本文の抜粋
--

#!/usr/bin/ruby
# ghoti v1.03
# 20030729
# http://d.hatena.ne.jp/svnseeds/
require 'MeCab'
require 'jcode'
$KCODE = "e"
srand
module Ghoti
def Ghoti.new(*args)
Ghoti::Core.new(*args)
end
class Core
DATFILE_NAME = 'ghoti.dat'
DEBUG = nil # nil or 1
QUEUE = 20
def initialize(dir_name)
@markov_pre = Hash.new("") # trigram、1個目特定用 {2}{3}[1]
@markov_post = Hash.new("") # trigram、3個目特定用 {2}{1}[3]
@keywords = [] # [n]番目のsentenceに出現しているある{品詞}のkeywordとなる[単語]
@keywords_recent = [] # 直近QUEUE個分の、人間/Ghoti双方の発言で使われたある{品詞}のkeywordsとなる[単語]
@keyword_location = Hash.new("") # ある{品詞}のkeywordとなる{単語}が[l,m,n,...]番目のsentenceに出現すると言う情報
@dirname = dir_name
@datfile = "#{dir_name}/#{DATFILE_NAME}"
@mecab = MeCab::Tagger.new([$0])
load_dat
end
def load_dat
# datファイルの読込み
# datファイルは1発言1行のただのテキストファイル
# datファイルが存在しなければ何もしない
# 1行読み込み、parse_sentenceを呼ぶ
# 戻り値なし
if File.readable?(@datfile)
f = File.open(@datfile)
while line = f.gets()
parse_and_generate(line)
end
f.close
end
end
def parse_and_generate(str)
words = parse_sentence(str)
generate_markovchain(words)

--

上のRubyスクリプトから、「#!/usr/bin/ruby」から下って「Ghoti::Core.new(*args)」までをすべて、一字も変えずに書き出してください。

提供情報
--

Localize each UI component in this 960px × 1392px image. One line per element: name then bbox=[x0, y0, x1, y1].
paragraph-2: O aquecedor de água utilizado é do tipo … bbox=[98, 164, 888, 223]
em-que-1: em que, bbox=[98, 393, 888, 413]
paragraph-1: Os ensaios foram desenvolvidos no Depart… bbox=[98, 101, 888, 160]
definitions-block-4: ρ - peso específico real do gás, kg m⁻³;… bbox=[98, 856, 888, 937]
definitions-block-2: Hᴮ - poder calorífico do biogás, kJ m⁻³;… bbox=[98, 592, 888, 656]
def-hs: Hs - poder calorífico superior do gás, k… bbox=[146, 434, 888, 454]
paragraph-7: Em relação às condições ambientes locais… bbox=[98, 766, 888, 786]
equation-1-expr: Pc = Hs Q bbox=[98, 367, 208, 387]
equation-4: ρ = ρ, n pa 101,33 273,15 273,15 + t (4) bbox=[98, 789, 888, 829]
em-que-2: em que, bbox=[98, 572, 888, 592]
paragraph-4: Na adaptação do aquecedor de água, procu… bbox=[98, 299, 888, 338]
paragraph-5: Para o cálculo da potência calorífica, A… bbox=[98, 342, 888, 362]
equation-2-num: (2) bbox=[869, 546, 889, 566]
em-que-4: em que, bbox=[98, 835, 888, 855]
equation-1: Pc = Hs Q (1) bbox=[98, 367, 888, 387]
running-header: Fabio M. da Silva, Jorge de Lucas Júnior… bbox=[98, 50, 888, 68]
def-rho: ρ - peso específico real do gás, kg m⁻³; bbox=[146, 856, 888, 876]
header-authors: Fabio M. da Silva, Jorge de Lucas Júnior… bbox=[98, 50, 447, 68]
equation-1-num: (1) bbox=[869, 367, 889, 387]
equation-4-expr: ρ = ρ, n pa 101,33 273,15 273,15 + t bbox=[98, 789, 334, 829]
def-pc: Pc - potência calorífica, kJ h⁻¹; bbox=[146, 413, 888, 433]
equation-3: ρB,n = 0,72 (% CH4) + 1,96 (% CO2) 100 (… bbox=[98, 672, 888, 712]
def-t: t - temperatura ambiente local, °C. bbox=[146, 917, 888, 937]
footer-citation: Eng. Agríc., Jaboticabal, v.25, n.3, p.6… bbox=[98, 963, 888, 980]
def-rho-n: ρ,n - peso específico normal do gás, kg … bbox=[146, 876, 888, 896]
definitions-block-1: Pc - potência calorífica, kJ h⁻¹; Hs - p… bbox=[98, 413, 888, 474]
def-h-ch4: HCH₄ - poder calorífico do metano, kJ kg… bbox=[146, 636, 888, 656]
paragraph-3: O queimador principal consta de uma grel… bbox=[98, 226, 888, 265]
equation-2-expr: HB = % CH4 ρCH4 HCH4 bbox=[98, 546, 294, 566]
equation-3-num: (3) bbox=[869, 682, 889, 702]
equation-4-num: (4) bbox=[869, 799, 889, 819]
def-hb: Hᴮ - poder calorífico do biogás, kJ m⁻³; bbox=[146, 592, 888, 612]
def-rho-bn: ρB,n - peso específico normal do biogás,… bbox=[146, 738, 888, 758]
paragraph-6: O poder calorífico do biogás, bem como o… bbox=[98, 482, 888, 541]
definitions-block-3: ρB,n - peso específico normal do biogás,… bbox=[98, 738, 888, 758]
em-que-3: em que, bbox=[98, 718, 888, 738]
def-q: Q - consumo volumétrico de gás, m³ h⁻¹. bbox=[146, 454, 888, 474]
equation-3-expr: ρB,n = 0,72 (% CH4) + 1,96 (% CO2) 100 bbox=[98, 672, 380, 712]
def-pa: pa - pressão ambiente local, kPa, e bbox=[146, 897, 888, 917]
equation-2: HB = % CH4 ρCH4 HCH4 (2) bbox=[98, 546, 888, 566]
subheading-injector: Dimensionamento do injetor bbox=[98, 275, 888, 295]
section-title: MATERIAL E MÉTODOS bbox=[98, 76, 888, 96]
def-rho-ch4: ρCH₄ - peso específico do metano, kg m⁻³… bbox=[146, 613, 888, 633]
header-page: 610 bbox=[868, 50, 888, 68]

--

演習の結果
#!/usr/bin/ruby
# ghoti v1.03
# 20030729
# http://d.hatena.ne.jp/svnseeds/
require 'MeCab'
require 'jcode'
$KCODE = "e"
srand
module Ghoti
def Ghoti.new(*args)
Ghoti::Core.new(*args)